### INFORMATION GIVEN

• • • • • • •

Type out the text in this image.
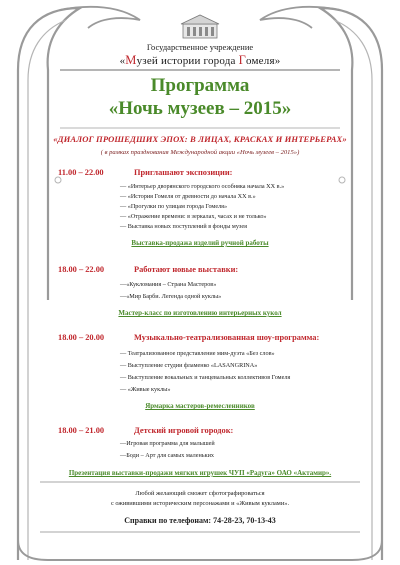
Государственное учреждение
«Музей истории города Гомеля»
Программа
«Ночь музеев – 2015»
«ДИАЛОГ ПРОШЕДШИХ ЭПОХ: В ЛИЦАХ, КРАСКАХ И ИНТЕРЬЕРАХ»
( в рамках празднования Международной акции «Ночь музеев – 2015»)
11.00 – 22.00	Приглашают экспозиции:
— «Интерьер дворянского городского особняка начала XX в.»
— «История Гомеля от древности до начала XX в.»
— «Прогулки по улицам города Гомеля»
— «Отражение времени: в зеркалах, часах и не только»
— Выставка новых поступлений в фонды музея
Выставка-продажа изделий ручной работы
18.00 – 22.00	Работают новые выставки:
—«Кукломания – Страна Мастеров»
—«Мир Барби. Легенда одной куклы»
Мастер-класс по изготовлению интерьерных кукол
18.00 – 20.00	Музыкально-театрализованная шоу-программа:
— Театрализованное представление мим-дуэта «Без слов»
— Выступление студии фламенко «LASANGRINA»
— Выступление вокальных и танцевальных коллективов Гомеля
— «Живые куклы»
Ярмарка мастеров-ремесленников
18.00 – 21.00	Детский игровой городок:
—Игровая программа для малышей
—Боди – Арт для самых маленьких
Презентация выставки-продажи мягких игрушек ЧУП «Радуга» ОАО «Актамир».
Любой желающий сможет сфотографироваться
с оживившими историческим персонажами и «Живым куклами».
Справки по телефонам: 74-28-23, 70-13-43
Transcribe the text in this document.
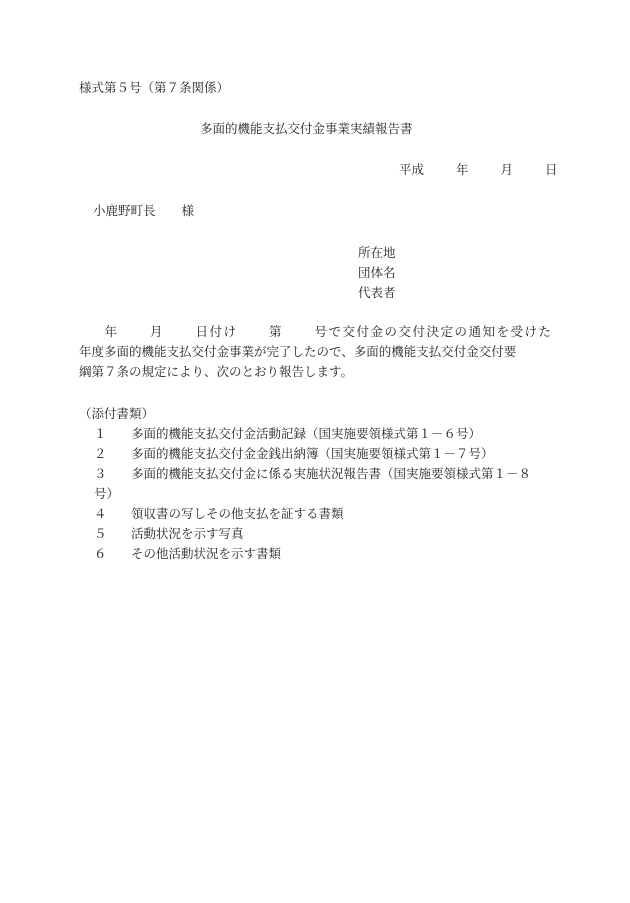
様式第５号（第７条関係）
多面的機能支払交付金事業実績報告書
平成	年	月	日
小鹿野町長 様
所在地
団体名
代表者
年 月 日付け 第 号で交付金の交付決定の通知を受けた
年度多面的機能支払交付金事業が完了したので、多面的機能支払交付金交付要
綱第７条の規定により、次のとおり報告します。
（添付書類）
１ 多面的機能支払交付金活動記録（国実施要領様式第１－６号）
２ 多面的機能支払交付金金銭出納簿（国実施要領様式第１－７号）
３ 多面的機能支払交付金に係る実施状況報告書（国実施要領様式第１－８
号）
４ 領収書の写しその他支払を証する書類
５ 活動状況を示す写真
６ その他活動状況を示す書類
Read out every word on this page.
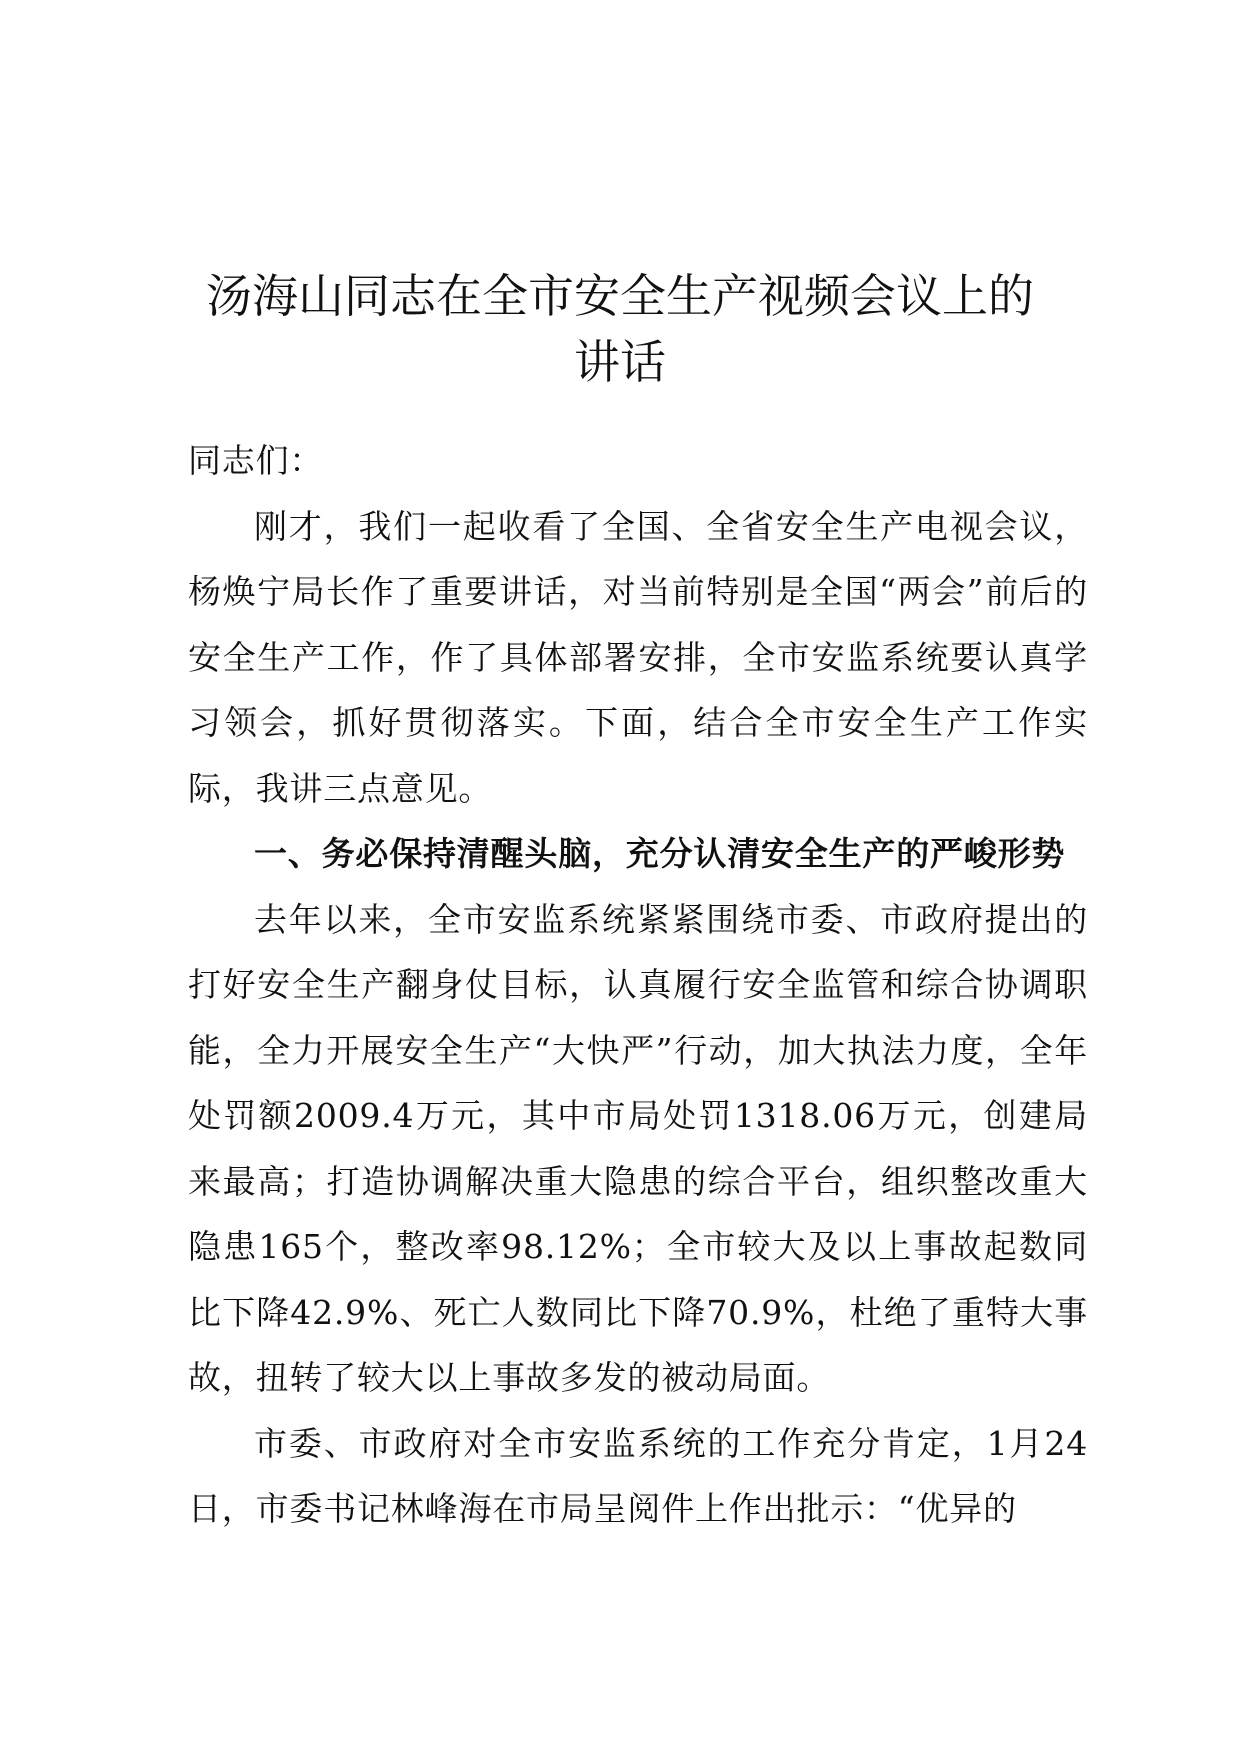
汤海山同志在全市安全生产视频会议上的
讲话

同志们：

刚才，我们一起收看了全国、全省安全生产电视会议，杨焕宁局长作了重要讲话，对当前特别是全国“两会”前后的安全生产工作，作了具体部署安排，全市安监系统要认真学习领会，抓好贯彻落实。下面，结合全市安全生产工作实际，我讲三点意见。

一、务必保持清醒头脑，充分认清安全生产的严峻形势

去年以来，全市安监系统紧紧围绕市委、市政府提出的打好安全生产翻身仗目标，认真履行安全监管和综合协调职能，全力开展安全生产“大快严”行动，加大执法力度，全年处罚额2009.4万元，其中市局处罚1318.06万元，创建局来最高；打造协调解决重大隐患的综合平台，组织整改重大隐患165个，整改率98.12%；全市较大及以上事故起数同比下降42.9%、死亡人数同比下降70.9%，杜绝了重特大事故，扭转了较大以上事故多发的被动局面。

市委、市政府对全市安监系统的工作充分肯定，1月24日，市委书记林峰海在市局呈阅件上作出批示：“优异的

• • • • • • •

Your task is to report how many lines of the material include the string "text". Give the number and no other words.

### RESPONSE
2